**TEKS PILIHAN**:
::::::::::
Pelatihan dan Pemantapan Wawasan Kebangsaan bagi Karyawan TELKOM usai sudah. Pelatihan berlangsung pas tujuh hari (11-17/12) di Lembaga Ketahanan Nasional RI (LEMHANNAS). Ada 104 oarang Telkom digodok-gembleng di dalamnya. Mereka mayoritas pengurus SEKAR (termasuk penulis sendiri). Selebihnya dari Manajemen yang diwakili para senior leader yang sebagian dari deputy GM Datel seluruh Indonesia.
Tapi, Ah, apa yang melatarbelakanginya sehingga karyawan TELKOM harus diberikan pelatihan semacam itu? Apa tujuan dan urgensinya? Mengapa harus dengan Lemhannas? Mengapa prakarsanya datang dari STMB dan bukan TTC? Seberapa besar manfaatnya bagi individu karyawan dan perusahaan? Seberapa jauh korelasinya dengan kepentingan bisnis Infokom? Adakah tujuan khusus yang ingin dicapai? Atau malah sekadar proyek guna menyerap anggaran akhir tahun? Tentu ada sejumlah pertanyaan lain yang boleh jadi lalu-lalang dalam pikiran anda.
::::::::::
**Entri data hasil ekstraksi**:
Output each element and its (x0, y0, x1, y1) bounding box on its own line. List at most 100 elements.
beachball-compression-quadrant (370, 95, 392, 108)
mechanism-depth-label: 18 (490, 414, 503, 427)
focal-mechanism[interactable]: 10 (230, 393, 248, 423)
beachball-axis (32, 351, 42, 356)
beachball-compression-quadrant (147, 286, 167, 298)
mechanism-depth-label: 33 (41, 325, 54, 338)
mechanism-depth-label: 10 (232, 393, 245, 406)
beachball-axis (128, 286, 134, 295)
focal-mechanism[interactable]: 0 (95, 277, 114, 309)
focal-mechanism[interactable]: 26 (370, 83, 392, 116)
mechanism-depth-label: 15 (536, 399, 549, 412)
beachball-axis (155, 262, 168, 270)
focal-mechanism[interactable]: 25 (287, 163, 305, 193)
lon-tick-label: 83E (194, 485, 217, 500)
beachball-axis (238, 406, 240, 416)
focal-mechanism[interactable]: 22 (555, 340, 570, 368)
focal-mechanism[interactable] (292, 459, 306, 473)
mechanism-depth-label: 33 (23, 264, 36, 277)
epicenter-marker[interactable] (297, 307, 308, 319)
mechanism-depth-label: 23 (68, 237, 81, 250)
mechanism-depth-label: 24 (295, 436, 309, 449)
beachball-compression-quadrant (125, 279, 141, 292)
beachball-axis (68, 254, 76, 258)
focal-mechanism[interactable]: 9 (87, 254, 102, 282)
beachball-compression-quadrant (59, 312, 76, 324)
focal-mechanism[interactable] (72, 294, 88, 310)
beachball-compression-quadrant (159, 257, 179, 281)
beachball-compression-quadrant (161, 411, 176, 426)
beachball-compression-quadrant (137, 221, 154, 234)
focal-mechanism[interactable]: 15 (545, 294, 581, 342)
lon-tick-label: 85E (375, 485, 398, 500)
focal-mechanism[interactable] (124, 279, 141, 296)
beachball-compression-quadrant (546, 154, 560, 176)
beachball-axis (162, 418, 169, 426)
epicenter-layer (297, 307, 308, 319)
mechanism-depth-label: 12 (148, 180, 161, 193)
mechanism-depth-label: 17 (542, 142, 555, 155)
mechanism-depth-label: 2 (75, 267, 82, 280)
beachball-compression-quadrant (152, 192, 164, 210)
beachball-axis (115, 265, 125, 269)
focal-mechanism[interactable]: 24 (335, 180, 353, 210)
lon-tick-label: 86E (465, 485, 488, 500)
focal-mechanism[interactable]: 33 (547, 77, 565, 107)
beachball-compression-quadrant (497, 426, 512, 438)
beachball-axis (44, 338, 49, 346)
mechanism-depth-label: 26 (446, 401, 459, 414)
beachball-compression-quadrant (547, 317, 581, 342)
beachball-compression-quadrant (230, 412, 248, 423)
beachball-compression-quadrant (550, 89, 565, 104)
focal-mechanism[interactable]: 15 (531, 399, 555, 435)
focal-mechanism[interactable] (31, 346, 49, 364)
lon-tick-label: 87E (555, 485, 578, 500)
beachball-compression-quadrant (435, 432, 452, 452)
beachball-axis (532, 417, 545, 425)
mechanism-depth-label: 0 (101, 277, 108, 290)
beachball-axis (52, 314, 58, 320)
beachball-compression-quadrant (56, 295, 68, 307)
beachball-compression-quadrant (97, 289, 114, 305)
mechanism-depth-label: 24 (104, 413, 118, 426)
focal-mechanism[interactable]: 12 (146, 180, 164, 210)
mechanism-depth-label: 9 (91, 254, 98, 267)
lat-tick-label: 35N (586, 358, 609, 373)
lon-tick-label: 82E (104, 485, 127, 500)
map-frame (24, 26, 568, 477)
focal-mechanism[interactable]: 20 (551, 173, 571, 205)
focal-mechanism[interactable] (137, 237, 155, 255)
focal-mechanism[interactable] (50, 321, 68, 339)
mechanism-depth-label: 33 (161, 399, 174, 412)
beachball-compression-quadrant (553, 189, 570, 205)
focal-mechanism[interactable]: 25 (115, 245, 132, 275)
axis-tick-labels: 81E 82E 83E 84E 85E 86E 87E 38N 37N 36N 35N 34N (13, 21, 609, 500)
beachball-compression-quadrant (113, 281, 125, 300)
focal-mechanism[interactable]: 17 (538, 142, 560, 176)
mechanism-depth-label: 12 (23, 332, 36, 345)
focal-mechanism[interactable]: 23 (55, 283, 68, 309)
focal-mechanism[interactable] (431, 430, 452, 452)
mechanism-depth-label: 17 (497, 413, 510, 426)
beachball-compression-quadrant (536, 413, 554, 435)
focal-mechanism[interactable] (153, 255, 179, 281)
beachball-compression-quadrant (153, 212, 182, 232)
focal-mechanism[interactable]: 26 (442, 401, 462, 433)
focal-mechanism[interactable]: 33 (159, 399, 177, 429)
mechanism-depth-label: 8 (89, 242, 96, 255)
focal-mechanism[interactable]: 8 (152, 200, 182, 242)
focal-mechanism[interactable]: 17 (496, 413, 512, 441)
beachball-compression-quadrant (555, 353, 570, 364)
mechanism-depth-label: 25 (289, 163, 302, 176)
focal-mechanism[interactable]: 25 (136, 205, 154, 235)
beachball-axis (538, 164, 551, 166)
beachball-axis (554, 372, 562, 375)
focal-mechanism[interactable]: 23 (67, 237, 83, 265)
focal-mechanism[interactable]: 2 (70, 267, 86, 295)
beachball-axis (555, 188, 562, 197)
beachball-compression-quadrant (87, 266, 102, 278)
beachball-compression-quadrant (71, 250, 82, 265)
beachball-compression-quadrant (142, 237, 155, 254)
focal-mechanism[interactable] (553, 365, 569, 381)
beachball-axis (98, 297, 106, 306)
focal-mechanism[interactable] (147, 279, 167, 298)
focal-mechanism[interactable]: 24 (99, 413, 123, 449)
::::::::::
**TUJUAN LATIHAN**: Kutiplah bagian dari teks tentang pelatihan wawasan kebangsaan yang diawali kata-kata "Tapi, Ah, apa" dan diakhiri kata-kata "dalam pikiran anda.". Jawablah hanya berdasarkan teks tentang pelatihan wawasan kebangsaan.

**JAWABAN LATIHAN**:
Tapi, Ah, apa yang melatarbelakanginya sehingga karyawan TELKOM harus diberikan pelatihan semacam itu? Apa tujuan dan urgensinya? Mengapa harus dengan Lemhannas? Mengapa prakarsanya datang dari STMB dan bukan TTC? Seberapa besar manfaatnya bagi individu karyawan dan perusahaan? Seberapa jauh korelasinya dengan kepentingan bisnis Infokom? Adakah tujuan khusus yang ingin dicapai? Atau malah sekadar proyek guna menyerap anggaran akhir tahun? Tentu ada sejumlah pertanyaan lain yang boleh jadi lalu-lalang dalam pikiran anda.